— RECORDS FOR THIS EXERCISE —
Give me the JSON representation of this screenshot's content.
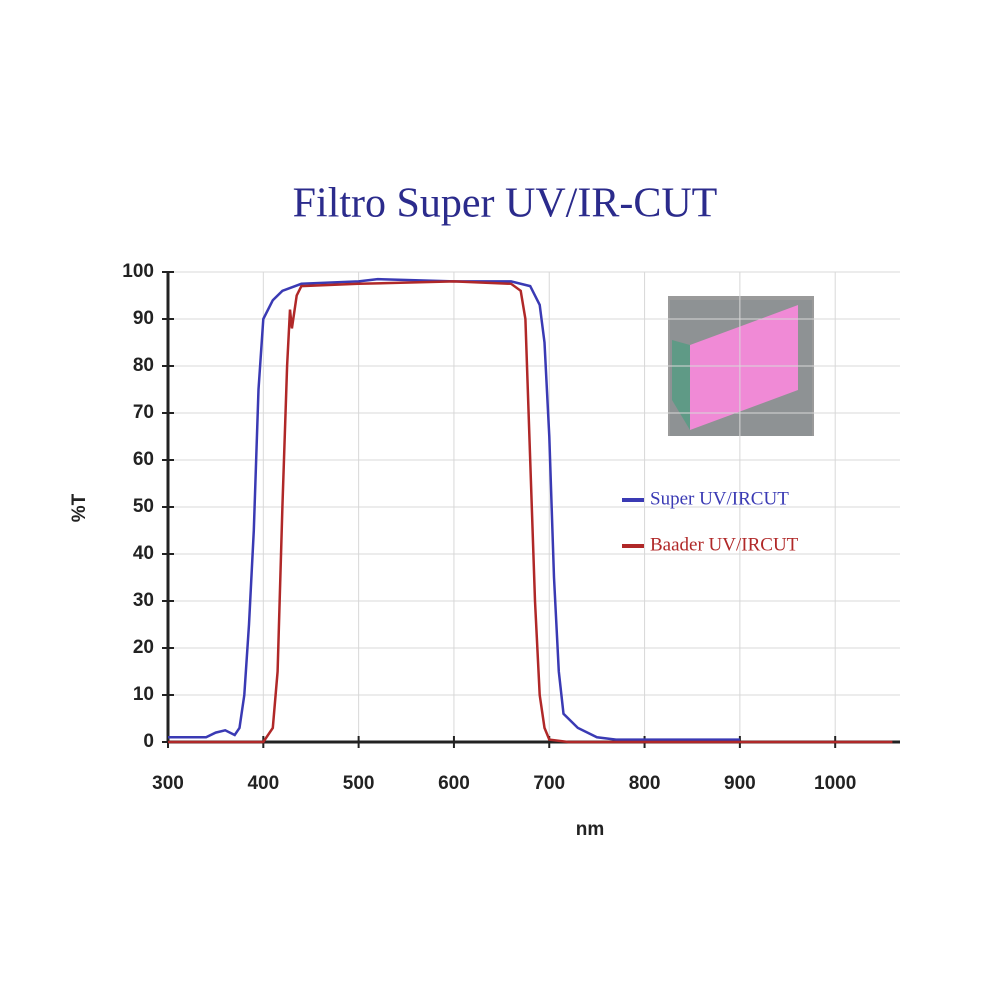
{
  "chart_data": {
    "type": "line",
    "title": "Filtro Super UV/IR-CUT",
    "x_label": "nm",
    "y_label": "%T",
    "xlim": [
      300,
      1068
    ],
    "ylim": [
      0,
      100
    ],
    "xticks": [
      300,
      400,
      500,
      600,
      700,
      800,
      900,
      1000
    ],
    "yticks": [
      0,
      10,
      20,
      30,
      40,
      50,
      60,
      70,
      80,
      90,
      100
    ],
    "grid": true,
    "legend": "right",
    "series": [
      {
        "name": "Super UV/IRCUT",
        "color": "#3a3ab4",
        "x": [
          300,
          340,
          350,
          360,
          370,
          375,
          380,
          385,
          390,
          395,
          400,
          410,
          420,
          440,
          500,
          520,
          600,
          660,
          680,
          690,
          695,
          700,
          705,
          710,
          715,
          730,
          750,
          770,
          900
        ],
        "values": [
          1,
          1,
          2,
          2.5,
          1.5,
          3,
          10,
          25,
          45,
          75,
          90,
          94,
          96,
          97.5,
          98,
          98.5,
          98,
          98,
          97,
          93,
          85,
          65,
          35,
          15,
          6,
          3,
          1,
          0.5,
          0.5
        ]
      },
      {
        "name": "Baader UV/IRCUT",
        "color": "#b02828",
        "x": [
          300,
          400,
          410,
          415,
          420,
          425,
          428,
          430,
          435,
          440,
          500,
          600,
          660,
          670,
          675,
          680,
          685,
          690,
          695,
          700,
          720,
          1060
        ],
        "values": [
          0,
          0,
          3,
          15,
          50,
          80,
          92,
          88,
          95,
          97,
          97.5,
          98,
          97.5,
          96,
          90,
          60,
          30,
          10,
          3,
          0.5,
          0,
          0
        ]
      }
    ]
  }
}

---

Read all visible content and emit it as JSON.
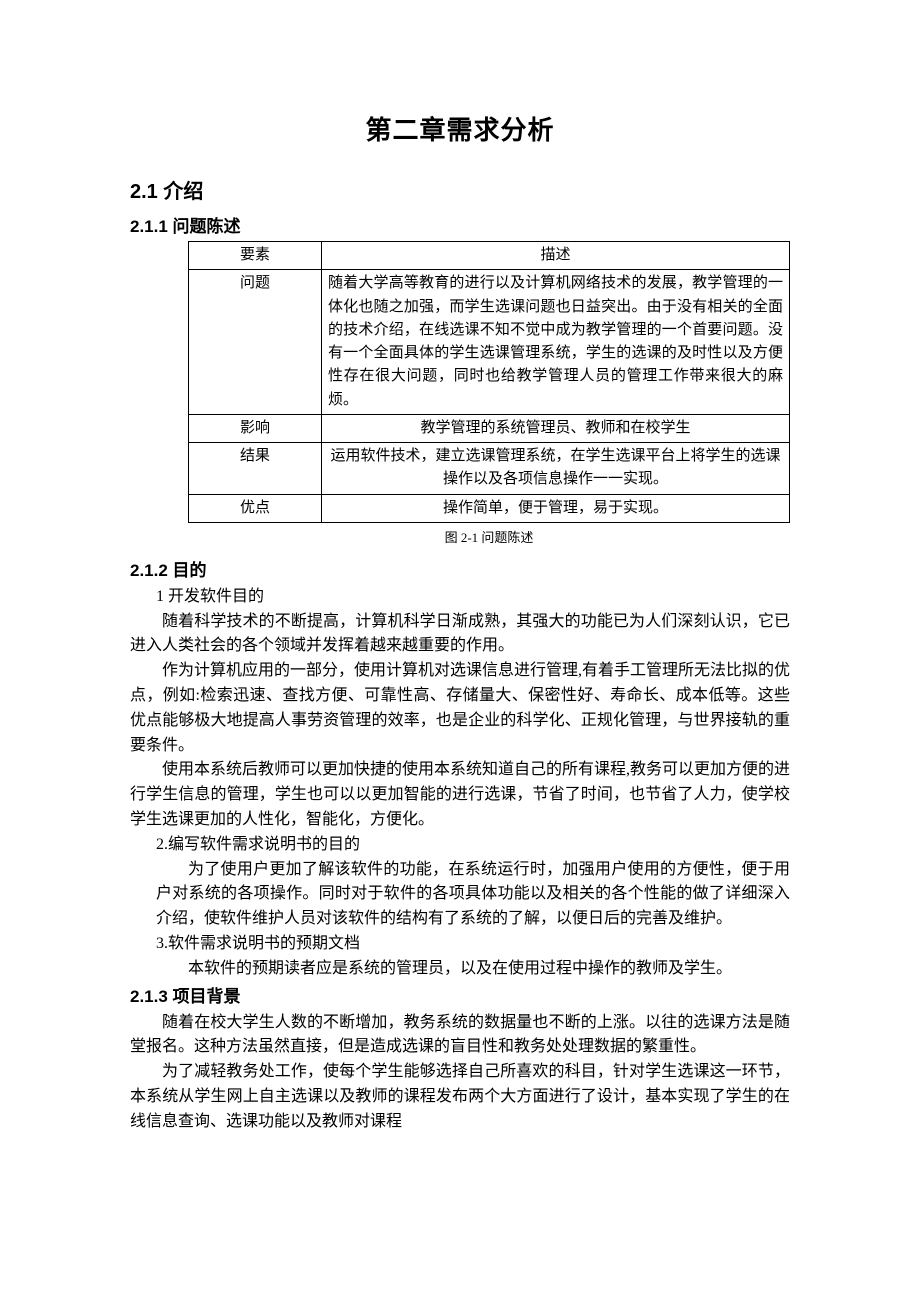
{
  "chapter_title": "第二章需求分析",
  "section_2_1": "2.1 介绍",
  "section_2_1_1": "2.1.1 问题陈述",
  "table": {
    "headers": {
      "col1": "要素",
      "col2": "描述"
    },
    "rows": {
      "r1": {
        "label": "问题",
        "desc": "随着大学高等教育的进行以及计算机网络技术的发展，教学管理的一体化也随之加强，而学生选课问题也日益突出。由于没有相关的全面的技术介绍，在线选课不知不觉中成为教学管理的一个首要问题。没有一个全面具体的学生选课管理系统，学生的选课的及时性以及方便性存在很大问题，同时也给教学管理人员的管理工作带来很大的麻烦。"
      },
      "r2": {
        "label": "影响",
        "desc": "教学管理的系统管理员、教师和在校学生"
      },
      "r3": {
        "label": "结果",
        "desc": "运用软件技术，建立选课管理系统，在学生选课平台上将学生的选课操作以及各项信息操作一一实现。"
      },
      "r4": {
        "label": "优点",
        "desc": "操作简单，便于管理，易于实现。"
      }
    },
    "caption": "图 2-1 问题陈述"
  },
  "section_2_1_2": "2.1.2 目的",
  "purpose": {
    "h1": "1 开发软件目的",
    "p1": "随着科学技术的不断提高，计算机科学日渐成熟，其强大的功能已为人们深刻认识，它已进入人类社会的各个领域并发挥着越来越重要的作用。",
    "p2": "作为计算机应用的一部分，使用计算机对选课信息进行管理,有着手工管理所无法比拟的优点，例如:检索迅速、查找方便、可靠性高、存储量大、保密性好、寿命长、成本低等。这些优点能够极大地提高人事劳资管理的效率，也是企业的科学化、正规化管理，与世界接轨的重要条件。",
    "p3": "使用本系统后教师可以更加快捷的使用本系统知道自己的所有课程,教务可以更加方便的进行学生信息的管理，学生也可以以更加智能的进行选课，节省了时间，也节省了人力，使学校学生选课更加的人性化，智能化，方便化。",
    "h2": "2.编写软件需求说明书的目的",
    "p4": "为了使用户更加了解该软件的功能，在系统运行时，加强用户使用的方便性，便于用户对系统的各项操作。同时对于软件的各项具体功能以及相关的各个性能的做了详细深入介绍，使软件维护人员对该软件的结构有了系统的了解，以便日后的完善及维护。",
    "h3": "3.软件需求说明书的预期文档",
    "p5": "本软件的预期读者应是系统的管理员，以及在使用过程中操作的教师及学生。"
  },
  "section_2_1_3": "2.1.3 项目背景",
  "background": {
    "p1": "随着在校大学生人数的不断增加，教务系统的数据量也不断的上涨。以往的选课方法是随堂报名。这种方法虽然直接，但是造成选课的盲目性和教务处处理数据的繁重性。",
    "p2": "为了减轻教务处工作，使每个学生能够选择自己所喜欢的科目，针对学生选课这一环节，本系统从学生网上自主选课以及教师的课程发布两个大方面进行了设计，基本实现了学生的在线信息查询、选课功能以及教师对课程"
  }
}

— THE EXERCISE —
Look through the entries above and list every line containing "desc".

— RESULT OF THE EXERCISE —
        "desc": "随着大学高等教育的进行以及计算机网络技术的发展，教学管理的一体化也随之加强，而学生选课问题也日益突出。由于没有相关的全面的技术介绍，在线选课不知不觉中成为教学管理的一个首要问题。没有一个全面具体的学生选课管理系统，学生的选课的及时性以及方便性存在很大问题，同时也给教学管理人员的管理工作带来很大的麻烦。"
        "desc": "教学管理的系统管理员、教师和在校学生"
        "desc": "运用软件技术，建立选课管理系统，在学生选课平台上将学生的选课操作以及各项信息操作一一实现。"
        "desc": "操作简单，便于管理，易于实现。"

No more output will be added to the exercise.